- [Job]:
Please return the passage below on Anaxagoras and meteoric stones in full, word for word.

- [Quoted text]:
----

Nor can it be said that this hypothesis of Anaxagoras
was a purely visionary guess. It was in all probability
a scientific deduction from the observed character of
meteoric stones. Reference has already been made
to the alleged prediction of the fall of the famous
meteor at Ægespotomi by Anaxagoras. The assertion
that he actually predicted this fall in any proper sense
of the word would be obviously absurd. Yet the fact
that his name is associated with it suggests that he had
studied similar meteorites, or else that he studied this
particular one, since it is not quite clear whether it
was before or after this fall that he made the famous
assertion that space is full of falling stones. We should
stretch the probabilities were we to assert that Anaxagoras
knew that shooting-stars and meteors were
the same, yet there is an interesting suggestiveness
in his likening the shooting-stars to sparks leaping
from the firmament, taken in connection with his observation
on meteorites. Be this as it may, the fact
that something which falls from heaven as a blazing
light turns out to be an iron-like mass may very well
have suggested to the most rational of thinkers that
the great blazing light called the sun has the same
composition. This idea grasped, it was a not unnatural
extension to conceive the other heavenly bodies
as having the same composition.
This led to a truly startling thought. Since the
heavenly bodies are of the same composition as the
earth, and since they are observed to be whirling
about the earth in space, may we not suppose that they
were once a part of the earth itself, and that they
have been thrown off by the force of a whirling motion?

----

- [Data records]:
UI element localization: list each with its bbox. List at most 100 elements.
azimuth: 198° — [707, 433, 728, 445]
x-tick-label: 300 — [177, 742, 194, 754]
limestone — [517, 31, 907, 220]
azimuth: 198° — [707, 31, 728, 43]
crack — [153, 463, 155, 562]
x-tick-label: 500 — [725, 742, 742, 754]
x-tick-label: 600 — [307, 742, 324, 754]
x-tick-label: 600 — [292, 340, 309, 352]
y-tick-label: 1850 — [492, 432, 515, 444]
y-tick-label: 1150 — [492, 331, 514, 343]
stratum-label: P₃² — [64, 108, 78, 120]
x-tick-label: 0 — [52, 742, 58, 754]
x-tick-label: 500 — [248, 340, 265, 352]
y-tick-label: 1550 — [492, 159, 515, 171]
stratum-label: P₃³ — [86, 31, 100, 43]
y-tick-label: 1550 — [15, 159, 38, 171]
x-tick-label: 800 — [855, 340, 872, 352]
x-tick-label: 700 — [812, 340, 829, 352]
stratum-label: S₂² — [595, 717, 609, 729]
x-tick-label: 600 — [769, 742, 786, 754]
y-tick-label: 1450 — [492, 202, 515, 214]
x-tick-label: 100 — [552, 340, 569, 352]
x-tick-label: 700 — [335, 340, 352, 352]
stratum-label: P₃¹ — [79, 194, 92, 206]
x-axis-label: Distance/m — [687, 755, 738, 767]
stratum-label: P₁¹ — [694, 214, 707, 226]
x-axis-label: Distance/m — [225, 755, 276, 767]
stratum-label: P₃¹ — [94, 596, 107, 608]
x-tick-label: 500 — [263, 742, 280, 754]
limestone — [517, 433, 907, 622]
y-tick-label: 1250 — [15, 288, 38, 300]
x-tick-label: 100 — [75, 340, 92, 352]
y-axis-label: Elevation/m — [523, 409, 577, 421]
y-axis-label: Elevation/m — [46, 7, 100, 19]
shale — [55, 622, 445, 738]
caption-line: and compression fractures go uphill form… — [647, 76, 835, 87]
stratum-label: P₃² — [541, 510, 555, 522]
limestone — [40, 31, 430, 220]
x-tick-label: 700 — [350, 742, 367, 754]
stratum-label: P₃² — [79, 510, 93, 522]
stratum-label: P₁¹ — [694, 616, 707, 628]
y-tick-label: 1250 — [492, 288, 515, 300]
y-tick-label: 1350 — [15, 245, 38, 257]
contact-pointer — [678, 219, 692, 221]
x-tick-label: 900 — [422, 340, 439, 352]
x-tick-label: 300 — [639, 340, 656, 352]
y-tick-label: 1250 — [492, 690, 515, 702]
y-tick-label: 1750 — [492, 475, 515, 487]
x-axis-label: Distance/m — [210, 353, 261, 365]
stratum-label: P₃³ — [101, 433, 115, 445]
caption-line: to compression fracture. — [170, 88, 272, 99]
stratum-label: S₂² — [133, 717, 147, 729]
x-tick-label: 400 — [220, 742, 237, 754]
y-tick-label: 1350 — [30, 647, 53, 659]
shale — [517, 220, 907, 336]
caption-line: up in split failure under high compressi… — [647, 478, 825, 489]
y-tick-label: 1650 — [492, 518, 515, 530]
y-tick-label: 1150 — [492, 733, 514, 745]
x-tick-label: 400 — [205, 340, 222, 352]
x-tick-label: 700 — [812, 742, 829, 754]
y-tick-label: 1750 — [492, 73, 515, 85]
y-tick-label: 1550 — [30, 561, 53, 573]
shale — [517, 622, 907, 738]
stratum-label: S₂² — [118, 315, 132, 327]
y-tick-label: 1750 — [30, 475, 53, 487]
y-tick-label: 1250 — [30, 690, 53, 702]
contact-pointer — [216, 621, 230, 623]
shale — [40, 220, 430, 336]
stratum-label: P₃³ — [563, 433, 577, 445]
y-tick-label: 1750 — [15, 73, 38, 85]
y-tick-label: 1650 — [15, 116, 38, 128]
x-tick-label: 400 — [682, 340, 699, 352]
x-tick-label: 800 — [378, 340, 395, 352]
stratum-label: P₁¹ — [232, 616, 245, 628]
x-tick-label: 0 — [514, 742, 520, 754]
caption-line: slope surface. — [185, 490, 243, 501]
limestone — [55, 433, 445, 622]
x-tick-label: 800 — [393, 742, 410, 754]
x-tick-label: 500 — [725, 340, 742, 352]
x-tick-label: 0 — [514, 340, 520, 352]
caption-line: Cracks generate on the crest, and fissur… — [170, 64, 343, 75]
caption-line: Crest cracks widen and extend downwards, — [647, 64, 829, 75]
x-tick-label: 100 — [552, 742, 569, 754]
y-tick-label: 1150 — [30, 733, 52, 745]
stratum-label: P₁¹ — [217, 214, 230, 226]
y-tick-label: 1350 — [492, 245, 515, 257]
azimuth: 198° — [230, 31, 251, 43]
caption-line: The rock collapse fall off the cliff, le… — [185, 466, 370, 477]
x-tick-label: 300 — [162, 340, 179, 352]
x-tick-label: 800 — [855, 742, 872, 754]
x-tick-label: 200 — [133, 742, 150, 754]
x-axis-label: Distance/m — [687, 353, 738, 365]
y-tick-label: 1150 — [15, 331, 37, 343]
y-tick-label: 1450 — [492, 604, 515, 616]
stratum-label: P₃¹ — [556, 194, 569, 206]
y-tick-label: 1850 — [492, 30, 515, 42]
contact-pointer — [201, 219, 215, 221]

----

- [Completed exercise]:
Nor can it be said that this hypothesis of Anaxagoras
was a purely visionary guess. It was in all probability
a scientific deduction from the observed character of
meteoric stones. Reference has already been made
to the alleged prediction of the fall of the famous
meteor at Ægespotomi by Anaxagoras. The assertion
that he actually predicted this fall in any proper sense
of the word would be obviously absurd. Yet the fact
that his name is associated with it suggests that he had
studied similar meteorites, or else that he studied this
particular one, since it is not quite clear whether it
was before or after this fall that he made the famous
assertion that space is full of falling stones. We should
stretch the probabilities were we to assert that Anaxagoras
knew that shooting-stars and meteors were
the same, yet there is an interesting suggestiveness
in his likening the shooting-stars to sparks leaping
from the firmament, taken in connection with his observation
on meteorites. Be this as it may, the fact
that something which falls from heaven as a blazing
light turns out to be an iron-like mass may very well
have suggested to the most rational of thinkers that
the great blazing light called the sun has the same
composition. This idea grasped, it was a not unnatural
extension to conceive the other heavenly bodies
as having the same composition.
This led to a truly startling thought. Since the
heavenly bodies are of the same composition as the
earth, and since they are observed to be whirling
about the earth in space, may we not suppose that they
were once a part of the earth itself, and that they
have been thrown off by the force of a whirling motion?